(Records from a data source)

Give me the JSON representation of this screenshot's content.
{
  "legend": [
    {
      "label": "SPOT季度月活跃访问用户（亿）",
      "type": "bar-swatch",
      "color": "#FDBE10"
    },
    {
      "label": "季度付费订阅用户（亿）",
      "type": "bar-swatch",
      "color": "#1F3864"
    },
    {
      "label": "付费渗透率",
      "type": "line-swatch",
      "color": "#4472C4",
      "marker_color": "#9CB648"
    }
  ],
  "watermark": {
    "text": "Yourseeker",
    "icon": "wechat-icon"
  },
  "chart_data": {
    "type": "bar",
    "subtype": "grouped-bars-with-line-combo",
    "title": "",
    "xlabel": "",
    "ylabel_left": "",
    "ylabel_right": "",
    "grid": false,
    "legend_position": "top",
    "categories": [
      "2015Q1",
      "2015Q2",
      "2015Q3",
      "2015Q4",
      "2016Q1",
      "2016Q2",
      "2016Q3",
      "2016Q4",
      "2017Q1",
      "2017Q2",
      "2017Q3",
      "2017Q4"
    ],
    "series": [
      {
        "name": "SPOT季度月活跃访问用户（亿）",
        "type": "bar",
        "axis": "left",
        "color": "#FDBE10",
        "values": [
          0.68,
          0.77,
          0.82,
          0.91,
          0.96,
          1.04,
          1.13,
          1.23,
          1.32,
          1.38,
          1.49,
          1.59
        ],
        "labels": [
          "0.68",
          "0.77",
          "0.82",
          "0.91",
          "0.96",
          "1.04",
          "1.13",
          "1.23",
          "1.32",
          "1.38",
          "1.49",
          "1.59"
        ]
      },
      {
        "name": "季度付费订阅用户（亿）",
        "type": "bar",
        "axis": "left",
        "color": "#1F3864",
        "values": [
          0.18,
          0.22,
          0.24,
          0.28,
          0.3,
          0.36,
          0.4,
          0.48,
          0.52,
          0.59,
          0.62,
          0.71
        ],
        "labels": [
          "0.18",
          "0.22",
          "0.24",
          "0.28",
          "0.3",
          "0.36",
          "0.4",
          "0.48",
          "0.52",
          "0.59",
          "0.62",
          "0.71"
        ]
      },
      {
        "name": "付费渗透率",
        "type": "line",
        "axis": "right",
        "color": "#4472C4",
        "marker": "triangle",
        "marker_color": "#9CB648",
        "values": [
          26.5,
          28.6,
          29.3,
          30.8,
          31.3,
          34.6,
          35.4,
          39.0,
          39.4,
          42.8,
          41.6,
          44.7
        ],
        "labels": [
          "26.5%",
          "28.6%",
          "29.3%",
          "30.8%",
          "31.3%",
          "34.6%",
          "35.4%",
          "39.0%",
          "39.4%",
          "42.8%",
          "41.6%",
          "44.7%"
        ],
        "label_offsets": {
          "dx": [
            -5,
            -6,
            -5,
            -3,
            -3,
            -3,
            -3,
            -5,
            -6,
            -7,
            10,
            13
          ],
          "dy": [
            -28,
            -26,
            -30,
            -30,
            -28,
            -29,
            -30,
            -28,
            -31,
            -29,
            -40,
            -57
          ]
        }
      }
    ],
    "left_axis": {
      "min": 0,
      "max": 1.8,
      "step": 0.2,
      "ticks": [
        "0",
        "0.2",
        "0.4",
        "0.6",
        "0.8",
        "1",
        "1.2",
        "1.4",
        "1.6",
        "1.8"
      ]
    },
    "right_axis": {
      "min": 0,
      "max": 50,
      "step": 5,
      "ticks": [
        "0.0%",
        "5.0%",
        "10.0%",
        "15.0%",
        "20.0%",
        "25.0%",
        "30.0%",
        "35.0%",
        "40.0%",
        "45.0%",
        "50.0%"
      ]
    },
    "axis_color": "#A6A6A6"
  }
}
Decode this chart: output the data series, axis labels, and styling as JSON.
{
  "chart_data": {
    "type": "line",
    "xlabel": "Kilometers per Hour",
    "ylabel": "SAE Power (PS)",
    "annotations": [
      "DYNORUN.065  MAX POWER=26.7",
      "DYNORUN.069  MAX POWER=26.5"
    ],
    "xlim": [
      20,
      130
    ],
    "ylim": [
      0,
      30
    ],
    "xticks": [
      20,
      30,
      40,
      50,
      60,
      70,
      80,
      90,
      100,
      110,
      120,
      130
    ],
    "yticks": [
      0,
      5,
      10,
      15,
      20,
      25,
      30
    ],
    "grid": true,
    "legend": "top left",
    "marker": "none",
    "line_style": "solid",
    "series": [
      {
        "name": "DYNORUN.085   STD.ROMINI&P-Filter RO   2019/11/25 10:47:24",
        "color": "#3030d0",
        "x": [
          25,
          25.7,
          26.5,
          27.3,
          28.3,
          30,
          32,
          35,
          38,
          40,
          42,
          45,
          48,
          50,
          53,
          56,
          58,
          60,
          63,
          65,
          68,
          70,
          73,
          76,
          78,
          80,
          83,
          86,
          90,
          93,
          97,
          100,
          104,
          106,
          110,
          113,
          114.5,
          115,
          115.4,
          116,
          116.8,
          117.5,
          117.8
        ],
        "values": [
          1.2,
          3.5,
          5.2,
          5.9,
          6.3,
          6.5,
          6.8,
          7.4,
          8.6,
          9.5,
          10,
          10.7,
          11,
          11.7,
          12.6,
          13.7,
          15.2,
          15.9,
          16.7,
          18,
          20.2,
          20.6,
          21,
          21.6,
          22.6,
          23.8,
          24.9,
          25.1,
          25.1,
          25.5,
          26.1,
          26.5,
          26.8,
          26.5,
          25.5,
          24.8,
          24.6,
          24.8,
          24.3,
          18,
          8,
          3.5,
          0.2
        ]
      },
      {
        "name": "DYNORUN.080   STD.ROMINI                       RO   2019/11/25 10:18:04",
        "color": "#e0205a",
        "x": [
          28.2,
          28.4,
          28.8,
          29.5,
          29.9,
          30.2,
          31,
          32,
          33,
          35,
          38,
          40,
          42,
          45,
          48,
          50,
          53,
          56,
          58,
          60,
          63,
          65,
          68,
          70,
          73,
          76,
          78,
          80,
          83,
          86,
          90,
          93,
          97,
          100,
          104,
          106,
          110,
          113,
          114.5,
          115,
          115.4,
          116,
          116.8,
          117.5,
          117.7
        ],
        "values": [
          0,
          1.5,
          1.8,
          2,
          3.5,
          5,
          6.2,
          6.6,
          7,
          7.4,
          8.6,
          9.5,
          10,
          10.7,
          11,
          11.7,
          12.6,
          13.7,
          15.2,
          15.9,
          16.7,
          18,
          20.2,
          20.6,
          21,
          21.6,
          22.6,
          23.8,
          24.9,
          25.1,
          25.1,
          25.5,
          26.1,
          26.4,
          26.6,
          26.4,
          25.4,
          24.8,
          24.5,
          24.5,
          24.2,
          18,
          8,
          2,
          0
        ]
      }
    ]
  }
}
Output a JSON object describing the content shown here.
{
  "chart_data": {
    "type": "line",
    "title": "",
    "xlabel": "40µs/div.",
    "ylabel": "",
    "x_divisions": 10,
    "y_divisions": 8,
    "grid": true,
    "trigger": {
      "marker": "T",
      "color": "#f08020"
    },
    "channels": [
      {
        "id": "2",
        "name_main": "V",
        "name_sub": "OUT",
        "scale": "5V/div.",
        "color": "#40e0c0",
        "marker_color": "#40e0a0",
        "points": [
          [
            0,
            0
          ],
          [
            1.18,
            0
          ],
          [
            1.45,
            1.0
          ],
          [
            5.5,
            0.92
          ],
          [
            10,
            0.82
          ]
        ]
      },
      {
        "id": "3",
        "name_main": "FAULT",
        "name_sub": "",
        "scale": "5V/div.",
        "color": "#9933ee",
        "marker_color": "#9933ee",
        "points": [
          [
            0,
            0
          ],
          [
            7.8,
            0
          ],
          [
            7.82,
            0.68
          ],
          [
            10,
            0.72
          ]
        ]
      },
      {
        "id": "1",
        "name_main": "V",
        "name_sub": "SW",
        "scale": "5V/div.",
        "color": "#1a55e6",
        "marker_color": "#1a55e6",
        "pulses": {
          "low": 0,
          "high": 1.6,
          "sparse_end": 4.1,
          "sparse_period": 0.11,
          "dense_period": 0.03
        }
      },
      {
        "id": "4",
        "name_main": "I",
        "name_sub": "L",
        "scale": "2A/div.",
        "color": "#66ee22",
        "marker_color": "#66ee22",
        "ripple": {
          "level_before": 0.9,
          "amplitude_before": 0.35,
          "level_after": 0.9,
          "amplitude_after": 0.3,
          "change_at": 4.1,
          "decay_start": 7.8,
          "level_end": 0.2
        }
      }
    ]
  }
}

PROMPT = Pick out the lines that have the word "this". Copy them all.

OUTPUT BELOW =
Give me the JSON representation of this screenshot's content.
Decode this chart: output the data series, axis labels, and styling as JSON.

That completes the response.